Problem requirements | In the text below about Nicholson Baker's newspaper collection, condense the paragraph that begins "Baker founded the American Newspaper Repository" into a short bulleted list that keeps its main facts.

Text segment |
★ ★ ★ ★

I think many of those who responded to Baker back in the Aughts were unhappy that he presented decisions about library policy as if they were driven by conspiratorial impulses. Whatever the case, it’s a debate that’s now far enough behind us that I’d forgotten about it more or less altogether. In a sign of how that moment has passed, the Wikipedia page for Double Fold links to two pages that ARL posted in response to Baker’s criticisms (“Q&A in response to Double Fold,” “Talking Points in Response to Nicholson Baker’s New Yorker article”), and which now both redirect to a more generic page on preservation.
Baker founded the American Newspaper Repository in 1999 to preserve a set of newspapers he acquired from the British Library, a project that he wrote about in “Deadline” and Double Fold. “Maybe someday,” he wrote, “A research library will want to take responsibility for these things, or maybe not ….” In 2004, one did. This past week marks fifteen years since Baker appeared on campus at Duke and gave a speech publicizing the move of the ANR to the Rare Book, Manuscript, and Special Collections Library (RBMSCL, now the Rubenstein Library). “I’m thrilled that they’re going to Duke,” he said. “This is the best possible thing that could happen to a singular collection.”
The ANR’s announcement of the move on its own website linked to what it claimed were guidelines for use of the collection, on a now defunct web site called “Resource Shelf,” and with the name of the former Director of Research Services at the RBMSCL. Just to underscore the fraught nature of it all, these guidelines specified that “[i]n order to preserve the newspapers as long as possible, we require researchers to do initial research when possible using microform reproductions or online electronic databases available through your library.” I’m not sure how enforceable that would have been. The finding aid for the collection today just says “Collection is open for research.” Whatever the case, it’s worth pointing out that preservation is always a big commitment – here’s Beth Doyle, Leona B. Carpenter Senior Conservator, boxing the 1906 Chicago Tribune more than eight years after the ANR came to Duke.

★ ★ ★ ★

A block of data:

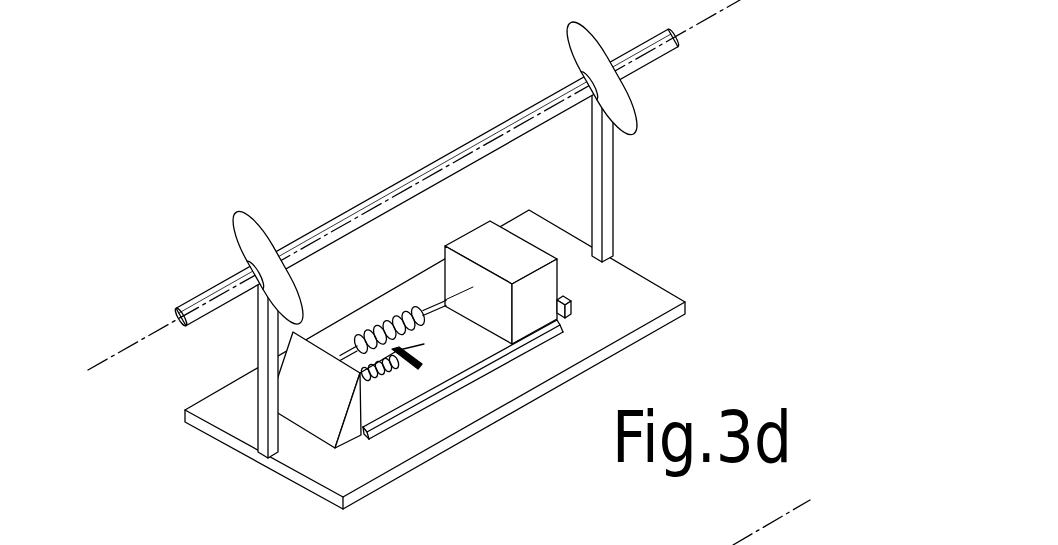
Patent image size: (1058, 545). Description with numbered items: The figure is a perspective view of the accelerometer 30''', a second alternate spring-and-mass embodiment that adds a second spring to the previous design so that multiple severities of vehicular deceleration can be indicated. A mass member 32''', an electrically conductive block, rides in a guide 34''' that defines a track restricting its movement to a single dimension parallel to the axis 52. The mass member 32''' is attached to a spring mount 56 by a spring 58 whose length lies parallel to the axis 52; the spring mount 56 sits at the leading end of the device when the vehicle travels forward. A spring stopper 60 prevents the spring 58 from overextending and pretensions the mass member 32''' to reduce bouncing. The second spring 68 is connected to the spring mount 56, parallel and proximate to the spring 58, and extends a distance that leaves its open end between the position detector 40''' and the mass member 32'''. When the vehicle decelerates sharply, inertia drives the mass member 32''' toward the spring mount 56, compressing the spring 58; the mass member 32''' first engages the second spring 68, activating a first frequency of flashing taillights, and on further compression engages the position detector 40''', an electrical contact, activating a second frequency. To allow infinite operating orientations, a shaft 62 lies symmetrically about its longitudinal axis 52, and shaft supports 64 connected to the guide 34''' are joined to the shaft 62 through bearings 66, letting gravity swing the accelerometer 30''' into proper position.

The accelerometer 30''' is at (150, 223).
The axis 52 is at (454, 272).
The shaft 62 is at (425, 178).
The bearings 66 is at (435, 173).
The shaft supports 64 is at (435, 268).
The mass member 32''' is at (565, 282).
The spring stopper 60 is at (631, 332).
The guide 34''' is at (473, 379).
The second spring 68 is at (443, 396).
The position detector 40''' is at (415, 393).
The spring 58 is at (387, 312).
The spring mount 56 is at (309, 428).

★ ★ ★ ★

The completed task |
- In 1999, Baker founded the American Newspaper Repository (ANR) to preserve newspapers he had acquired from the British Library. He wrote about the project in "Deadline" and Double Fold.
- He wrote that someday a research library might want to take responsibility for them, or might not.
- In 2004, one did. Baker spoke at Duke to publicize the ANR's move to the Rare Book, Manuscript, and Special Collections Library, now the Rubenstein Library. This past week marks fifteen years since that speech.
- He said he was thrilled the newspapers were going to Duke and called it the best possible thing that could happen to a singular collection.